> DOCUMENT
______

# I need a friend like me.



## Raphael200 (Aug 18, 2012)

Here is the description(I don't think anyone will fit it,but i can at least try):

I am looking for someone who is a big fan of military history,Pc games,fairy-tales,lending extra hands,learning martial arts,old military strategies,ancient warriors,famous detectives/doctors/scientists/generals,meditation,mythology,psychology,poetry,animals,fantasy-art,improving one's physical and mental strength,epic music from movies.

A person who thinks he/she has some kind of extraordinary abilities.

Someone who thinks they r one of a kind,someone who feels like such an outcast,he/she considers him/herself to be "in-human".

A friend who knows he/she is the only one that understands him/herself.


----------



## mesmerize (Oct 19, 2012)

Smiling Tiger said:


> Here is the description(I don't think anyone will fit it,but i can at least try):
> 
> I am looking for someone who is a big fan of military history,Pc games,fairy-tales,lending extra hands,learning martial arts,old military strategies,ancient warriors,famous detectives/doctors/scientists/generals,meditation,mythology,psychology,poetry,animals,fantasy-art,improving one's physical and mental strength,epic music from movies.
> 
> ...


I think i know the person....not me but a friend of mine is just like that


----------



## bitoqueen (Feb 18, 2011)

Does being friendless count and liking traditional folk music count?

I'm not a big fan of military history although I am a big fan of revolutionary history (French Revolution, American Revolution etc) and I like Fantasyesque type genres.


----------



## enfield (Sep 4, 2010)

that is a tall order. what about someone who has some of those things and is personality-wise compatible with you (i can think of a few people from sas who may fit those reduced expectations). 

1. the first candidate i have selected for this prestigious honor - to be your friend - is dragongirl. she likes fantasy stuff a lot (A LOT), animals for sure, and maybe pc games (i think so i but i forget). i know she would be delighted to lend a pair of extra hands, and she is certainly 1 of a kind (and thinks so too).

______

> DATASET EXTRACT
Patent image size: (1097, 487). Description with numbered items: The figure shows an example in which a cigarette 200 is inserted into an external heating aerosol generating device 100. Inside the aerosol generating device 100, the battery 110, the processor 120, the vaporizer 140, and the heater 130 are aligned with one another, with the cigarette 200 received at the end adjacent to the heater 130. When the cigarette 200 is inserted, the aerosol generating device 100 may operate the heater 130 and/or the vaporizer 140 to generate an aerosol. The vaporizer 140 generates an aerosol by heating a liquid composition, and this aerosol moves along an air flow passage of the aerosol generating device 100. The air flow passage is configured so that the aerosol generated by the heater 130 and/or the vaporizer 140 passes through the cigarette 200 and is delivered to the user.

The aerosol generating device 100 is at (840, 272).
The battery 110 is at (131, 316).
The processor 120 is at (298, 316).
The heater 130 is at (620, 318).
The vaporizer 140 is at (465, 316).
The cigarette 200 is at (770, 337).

______

> CHALLENGE 1
Write out everything in the friend-seeking thread from "## Raphael200 (Aug" down to "that understands him/herself.".
> CHALLENGE 2
Continue the friend-seeking thread from the point where it stops.
The records are separate from the friend-seeking thread.

> EXERCISE RESPONSE 1
## Raphael200 (Aug 18, 2012)

Here is the description(I don't think anyone will fit it,but i can at least try):

I am looking for someone who is a big fan of military history,Pc games,fairy-tales,lending extra hands,learning martial arts,old military strategies,ancient warriors,famous detectives/doctors/scientists/generals,meditation,mythology,psychology,poetry,animals,fantasy-art,improving one's physical and mental strength,epic music from movies.

A person who thinks he/she has some kind of extraordinary abilities.

Someone who thinks they r one of a kind,someone who feels like such an outcast,he/she considers him/herself to be "in-human".

A friend who knows he/she is the only one that understands him/herself.

> EXERCISE RESPONSE 2
2. next up is fruitcake. while maybe less personality-wise compatible, she may have the distinct advantage of fulfilling some of your more exotic criteria. ancient warriors? famous detectives, doctors and scientists? mythology, psychology, poetry, animals, fantasy-art, and self-improvement? she would be interested in all of that (and more). does she possess extraordinary abilities? without question. is she 1 of a kind? undoubtedly. does she consider herself to be a human? no (just look at her three-eyed cat avatar).


----------



## millenniumman75 (Feb 4, 2005)

Go for a friend, period.

"A friend like me" is like perfectionistic thinking. Life isn't perfect.


----------



## enfield (Sep 4, 2010)

i admire his specificity. he knows what he wants, what would work. and i see people that seem similar to him all over the place in small numbers. like, unusually nice and friendly people (and apparently unusually fascinated people too - he has a lot of interests). kids like that exist. so he can find friends like that. true there's maybe a shortage of people that would be compatible with him, but the shortage isn't severe, they aren't threatened with extinction - not yet - so i am not sure there is necessarily harm in setting the bar so high. it depends on the person.


----------



## St3ph3n (Mar 6, 2013)

The thing about friends is that they dont need to be like you...
They can have other interests and you can share your differences with each other
send me a PM


----------



## Raphael200 (Aug 18, 2012)

I Guess I couldve made it more simple and left out the details.

But thanks for your replies everyone I will talk to U later.


----------



## loneranger (Dec 29, 2012)

Hi.


----------



## sara 7 (Feb 9, 2013)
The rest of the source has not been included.